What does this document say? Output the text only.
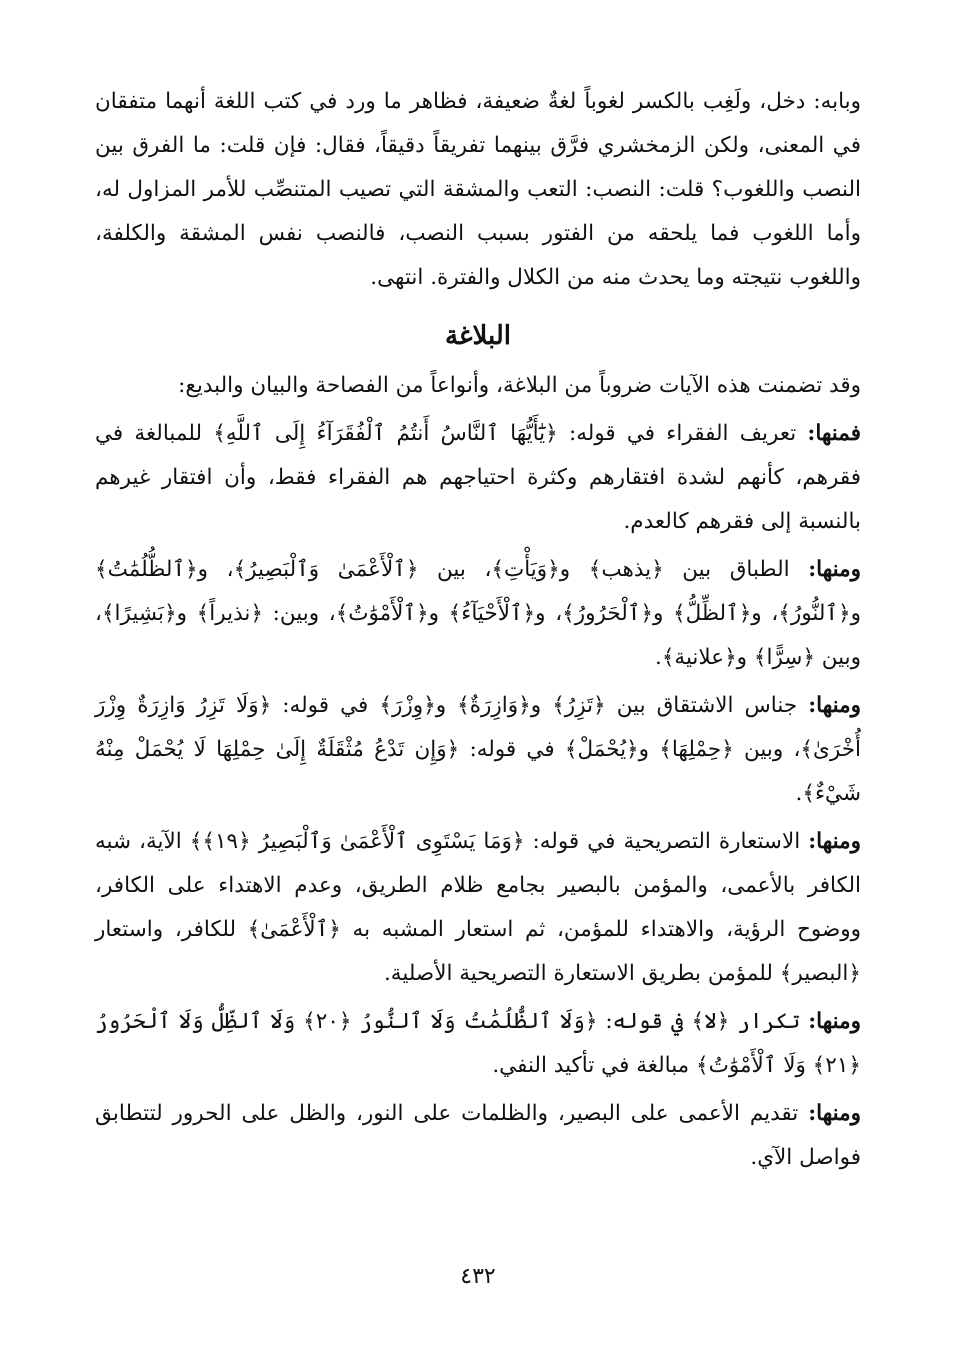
وبابه: دخل، ولَغِب بالكسر لغوباً لغةٌ ضعيفة، فظاهر ما ورد في كتب اللغة أنهما متفقان في المعنى، ولكن الزمخشري فرَّق بينهما تفريقاً دقيقاً، فقال: فإن قلت: ما الفرق بين النصب واللغوب؟ قلت: النصب: التعب والمشقة التي تصيب المتنصِّب للأمر المزاول له، وأما اللغوب فما يلحقه من الفتور بسبب النصب، فالنصب نفس المشقة والكلفة، واللغوب نتيجته وما يحدث منه من الكلال والفترة. انتهى.

البلاغة

وقد تضمنت هذه الآيات ضروباً من البلاغة، وأنواعاً من الفصاحة والبيان والبديع:

فمنها: تعريف الفقراء في قوله: ﴿يَٰٓأَيُّهَا ٱلنَّاسُ أَنتُمُ ٱلْفُقَرَآءُ إِلَى ٱللَّهِ﴾ للمبالغة في فقرهم، كأنهم لشدة افتقارهم وكثرة احتياجهم هم الفقراء فقط، وأن افتقار غيرهم بالنسبة إلى فقرهم كالعدم.

ومنها: الطباق بين ﴿يذهب﴾ و﴿وَيَأْتِ﴾، بين ﴿ٱلْأَعْمَىٰ وَٱلْبَصِيرُ﴾، و﴿ٱلظُّلُمَٰتُ﴾ و﴿ٱلنُّورُ﴾، و﴿ٱلظِّلُّ﴾ و﴿ٱلْحَرُورُ﴾، و﴿ٱلْأَحْيَآءُ﴾ و﴿ٱلْأَمْوَٰتُ﴾، وبين: ﴿نذيراً﴾ و﴿بَشِيرًا﴾، وبين ﴿سِرًّا﴾ و﴿علانية﴾.

ومنها: جناس الاشتقاق بين ﴿تَزِرُ﴾ و﴿وَازِرَةٌ﴾ و﴿وِزْرَ﴾ في قوله: ﴿وَلَا تَزِرُ وَازِرَةٌ وِزْرَ أُخْرَىٰ﴾، وبين ﴿حِمْلِهَا﴾ و﴿يُحْمَلْ﴾ في قوله: ﴿وَإِن تَدْعُ مُثْقَلَةٌ إِلَىٰ حِمْلِهَا لَا يُحْمَلْ مِنْهُ شَيْءٌ﴾.

ومنها: الاستعارة التصريحية في قوله: ﴿وَمَا يَسْتَوِى ٱلْأَعْمَىٰ وَٱلْبَصِيرُ ﴿١٩﴾﴾ الآية، شبه الكافر بالأعمى، والمؤمن بالبصير بجامع ظلام الطريق، وعدم الاهتداء على الكافر، ووضوح الرؤية، والاهتداء للمؤمن، ثم استعار المشبه به ﴿ٱلْأَعْمَىٰ﴾ للكافر، واستعار ﴿البصير﴾ للمؤمن بطريق الاستعارة التصريحية الأصلية.

ومنها: تكرار ﴿لا﴾ في قوله: ﴿وَلَا ٱلظُّلُمَٰتُ وَلَا ٱلنُّورُ ﴿٢٠﴾ وَلَا ٱلظِّلُّ وَلَا ٱلْحَرُورُ ﴿٢١﴾ وَلَا ٱلْأَمْوَٰتُ﴾ مبالغة في تأكيد النفي.

ومنها: تقديم الأعمى على البصير، والظلمات على النور، والظل على الحرور لتتطابق فواصل الآي.

٤٣٢
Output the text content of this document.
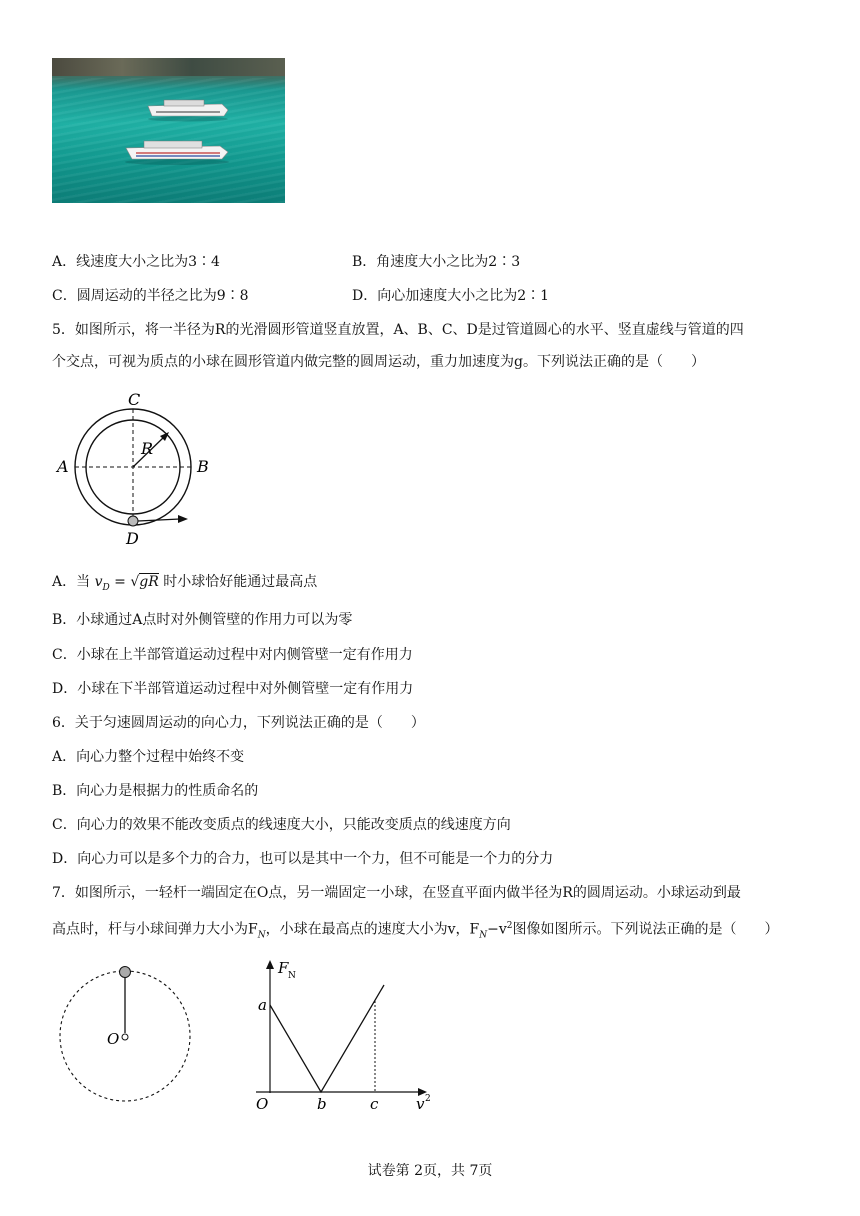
A．线速度大小之比为3∶4	B．角速度大小之比为2∶3
C．圆周运动的半径之比为9∶8	D．向心加速度大小之比为2∶1
5．如图所示，将一半径为R的光滑圆形管道竖直放置，A、B、C、D是过管道圆心的水平、竖直虚线与管道的四
个交点，可视为质点的小球在圆形管道内做完整的圆周运动，重力加速度为g。下列说法正确的是（　　）
C
A	B
R
D
A．当 $v_D = √gR$ 时小球恰好能通过最高点
B．小球通过A点时对外侧管壁的作用力可以为零
C．小球在上半部管道运动过程中对内侧管壁一定有作用力
D．小球在下半部管道运动过程中对外侧管壁一定有作用力
6．关于匀速圆周运动的向心力，下列说法正确的是（　　）
A．向心力整个过程中始终不变
B．向心力是根据力的性质命名的
C．向心力的效果不能改变质点的线速度大小，只能改变质点的线速度方向
D．向心力可以是多个力的合力，也可以是其中一个力，但不可能是一个力的分力
7．如图所示，一轻杆一端固定在O点，另一端固定一小球，在竖直平面内做半径为R的圆周运动。小球运动到最
高点时，杆与小球间弹力大小为$F_N$，小球在最高点的速度大小为v，$F_N-v^2$图像如图所示。下列说法正确的是（　　）
O
F N
a
O	b	c	v 2
试卷第 2页，共 7页
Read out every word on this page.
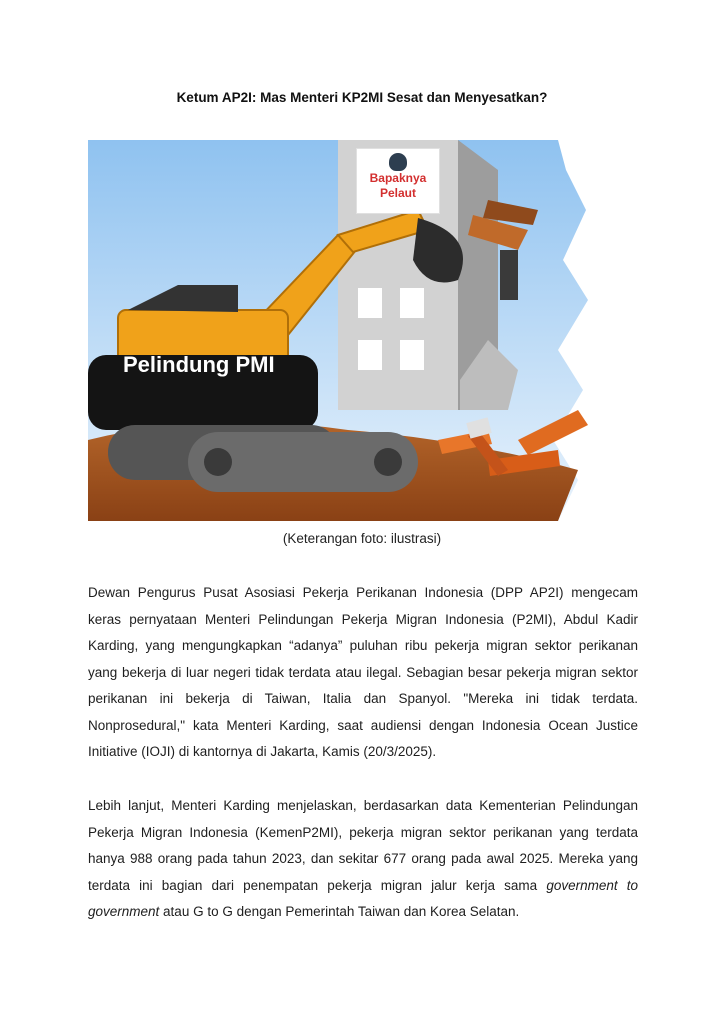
Ketum AP2I: Mas Menteri KP2MI Sesat dan Menyesatkan?
Pelindung PMI
Bapaknya
Pelaut
(Keterangan foto: ilustrasi)

Dewan Pengurus Pusat Asosiasi Pekerja Perikanan Indonesia (DPP AP2I) mengecam keras pernyataan Menteri Pelindungan Pekerja Migran Indonesia (P2MI), Abdul Kadir Karding, yang mengungkapkan “adanya” puluhan ribu pekerja migran sektor perikanan yang bekerja di luar negeri tidak terdata atau ilegal. Sebagian besar pekerja migran sektor perikanan ini bekerja di Taiwan, Italia dan Spanyol. "Mereka ini tidak terdata. Nonprosedural," kata Menteri Karding, saat audiensi dengan Indonesia Ocean Justice Initiative (IOJI) di kantornya di Jakarta, Kamis (20/3/2025).

Lebih lanjut, Menteri Karding menjelaskan, berdasarkan data Kementerian Pelindungan Pekerja Migran Indonesia (KemenP2MI), pekerja migran sektor perikanan yang terdata hanya 988 orang pada tahun 2023, dan sekitar 677 orang pada awal 2025. Mereka yang terdata ini bagian dari penempatan pekerja migran jalur kerja sama government to government atau G to G dengan Pemerintah Taiwan dan Korea Selatan.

※

■ **TASK PROMPT**: Write out, exactly as given, the line containing "Output the text content of this document." and every line after it through the end, with no pictures.

■ **EXERCISE OUTPUT**:
Output the text content of this document.
A．线速度大小之比为3∶4	B．角速度大小之比为2∶3
C．圆周运动的半径之比为9∶8	D．向心加速度大小之比为2∶1
5．如图所示，将一半径为R的光滑圆形管道竖直放置，A、B、C、D是过管道圆心的水平、竖直虚线与管道的四
个交点，可视为质点的小球在圆形管道内做完整的圆周运动，重力加速度为g。下列说法正确的是（　　）
C
A	B
R
D
A．当 $v_D = √gR$ 时小球恰好能通过最高点
B．小球通过A点时对外侧管壁的作用力可以为零
C．小球在上半部管道运动过程中对内侧管壁一定有作用力
D．小球在下半部管道运动过程中对外侧管壁一定有作用力
6．关于匀速圆周运动的向心力，下列说法正确的是（　　）
A．向心力整个过程中始终不变
B．向心力是根据力的性质命名的
C．向心力的效果不能改变质点的线速度大小，只能改变质点的线速度方向
D．向心力可以是多个力的合力，也可以是其中一个力，但不可能是一个力的分力
7．如图所示，一轻杆一端固定在O点，另一端固定一小球，在竖直平面内做半径为R的圆周运动。小球运动到最
高点时，杆与小球间弹力大小为$F_N$，小球在最高点的速度大小为v，$F_N-v^2$图像如图所示。下列说法正确的是（　　）
O
F N
a
O	b	c	v 2
试卷第 2页，共 7页
Read out every word on this page.
Ketum AP2I: Mas Menteri KP2MI Sesat dan Menyesatkan?
Pelindung PMI
Bapaknya
Pelaut
(Keterangan foto: ilustrasi)

Dewan Pengurus Pusat Asosiasi Pekerja Perikanan Indonesia (DPP AP2I) mengecam keras pernyataan Menteri Pelindungan Pekerja Migran Indonesia (P2MI), Abdul Kadir Karding, yang mengungkapkan “adanya” puluhan ribu pekerja migran sektor perikanan yang bekerja di luar negeri tidak terdata atau ilegal. Sebagian besar pekerja migran sektor perikanan ini bekerja di Taiwan, Italia dan Spanyol. "Mereka ini tidak terdata. Nonprosedural," kata Menteri Karding, saat audiensi dengan Indonesia Ocean Justice Initiative (IOJI) di kantornya di Jakarta, Kamis (20/3/2025).

Lebih lanjut, Menteri Karding menjelaskan, berdasarkan data Kementerian Pelindungan Pekerja Migran Indonesia (KemenP2MI), pekerja migran sektor perikanan yang terdata hanya 988 orang pada tahun 2023, dan sekitar 677 orang pada awal 2025. Mereka yang terdata ini bagian dari penempatan pekerja migran jalur kerja sama government to government atau G to G dengan Pemerintah Taiwan dan Korea Selatan.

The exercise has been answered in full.